» **Input rows**
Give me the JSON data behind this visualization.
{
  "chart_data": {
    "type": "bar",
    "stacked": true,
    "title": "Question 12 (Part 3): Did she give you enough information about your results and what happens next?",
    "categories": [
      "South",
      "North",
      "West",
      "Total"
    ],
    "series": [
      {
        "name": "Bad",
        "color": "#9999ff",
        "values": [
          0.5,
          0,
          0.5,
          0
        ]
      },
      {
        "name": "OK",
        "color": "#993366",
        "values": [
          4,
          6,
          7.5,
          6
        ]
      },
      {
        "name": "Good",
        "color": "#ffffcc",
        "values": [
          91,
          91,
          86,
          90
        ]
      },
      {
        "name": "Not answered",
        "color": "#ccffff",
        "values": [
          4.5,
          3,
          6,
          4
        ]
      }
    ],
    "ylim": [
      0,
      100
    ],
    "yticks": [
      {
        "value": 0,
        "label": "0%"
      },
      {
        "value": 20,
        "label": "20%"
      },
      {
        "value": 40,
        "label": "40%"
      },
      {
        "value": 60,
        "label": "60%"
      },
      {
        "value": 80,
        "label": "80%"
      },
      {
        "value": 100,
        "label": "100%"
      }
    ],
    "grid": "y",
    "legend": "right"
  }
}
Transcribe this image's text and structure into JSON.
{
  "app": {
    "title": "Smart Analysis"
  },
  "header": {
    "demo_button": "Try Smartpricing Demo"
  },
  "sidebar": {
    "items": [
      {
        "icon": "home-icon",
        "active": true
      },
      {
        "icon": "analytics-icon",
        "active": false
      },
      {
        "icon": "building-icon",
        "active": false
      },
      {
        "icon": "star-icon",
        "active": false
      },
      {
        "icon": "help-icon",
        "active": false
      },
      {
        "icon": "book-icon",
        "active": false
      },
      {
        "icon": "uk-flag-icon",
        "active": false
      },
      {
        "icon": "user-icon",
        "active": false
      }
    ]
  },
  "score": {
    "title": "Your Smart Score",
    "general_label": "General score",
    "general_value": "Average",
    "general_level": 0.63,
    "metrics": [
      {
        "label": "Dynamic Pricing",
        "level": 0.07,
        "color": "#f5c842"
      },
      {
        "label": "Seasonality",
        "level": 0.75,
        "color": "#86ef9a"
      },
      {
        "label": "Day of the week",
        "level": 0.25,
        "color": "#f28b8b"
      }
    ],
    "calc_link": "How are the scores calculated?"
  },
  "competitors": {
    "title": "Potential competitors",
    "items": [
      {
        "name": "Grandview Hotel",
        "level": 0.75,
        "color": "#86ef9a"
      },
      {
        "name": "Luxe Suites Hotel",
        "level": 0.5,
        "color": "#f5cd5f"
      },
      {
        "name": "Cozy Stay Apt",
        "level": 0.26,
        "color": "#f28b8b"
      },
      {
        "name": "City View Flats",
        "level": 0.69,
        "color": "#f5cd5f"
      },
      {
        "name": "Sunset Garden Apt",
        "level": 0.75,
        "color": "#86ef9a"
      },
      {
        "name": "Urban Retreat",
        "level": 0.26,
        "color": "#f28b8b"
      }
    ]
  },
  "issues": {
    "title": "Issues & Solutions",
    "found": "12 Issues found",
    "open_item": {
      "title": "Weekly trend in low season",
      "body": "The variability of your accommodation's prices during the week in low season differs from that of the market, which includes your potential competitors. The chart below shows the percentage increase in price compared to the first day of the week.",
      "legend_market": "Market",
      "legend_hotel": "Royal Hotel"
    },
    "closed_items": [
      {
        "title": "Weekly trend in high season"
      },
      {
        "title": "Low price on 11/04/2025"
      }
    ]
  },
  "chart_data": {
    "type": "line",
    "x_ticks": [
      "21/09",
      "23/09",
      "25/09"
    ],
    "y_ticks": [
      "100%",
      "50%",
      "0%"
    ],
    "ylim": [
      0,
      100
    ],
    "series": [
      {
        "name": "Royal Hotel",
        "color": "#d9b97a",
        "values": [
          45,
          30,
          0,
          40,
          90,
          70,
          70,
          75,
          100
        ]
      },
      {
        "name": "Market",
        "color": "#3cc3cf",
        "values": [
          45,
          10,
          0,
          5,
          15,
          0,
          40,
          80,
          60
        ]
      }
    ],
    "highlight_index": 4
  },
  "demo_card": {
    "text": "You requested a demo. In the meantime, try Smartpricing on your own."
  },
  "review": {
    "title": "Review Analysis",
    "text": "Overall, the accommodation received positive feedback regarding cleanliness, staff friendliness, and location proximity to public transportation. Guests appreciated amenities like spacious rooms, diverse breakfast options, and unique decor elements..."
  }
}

» **What is required**
Look through the data and gather every line with the string "trend" in it.

» **The completed task**
      "title": "Weekly trend in low season",
        "title": "Weekly trend in high season"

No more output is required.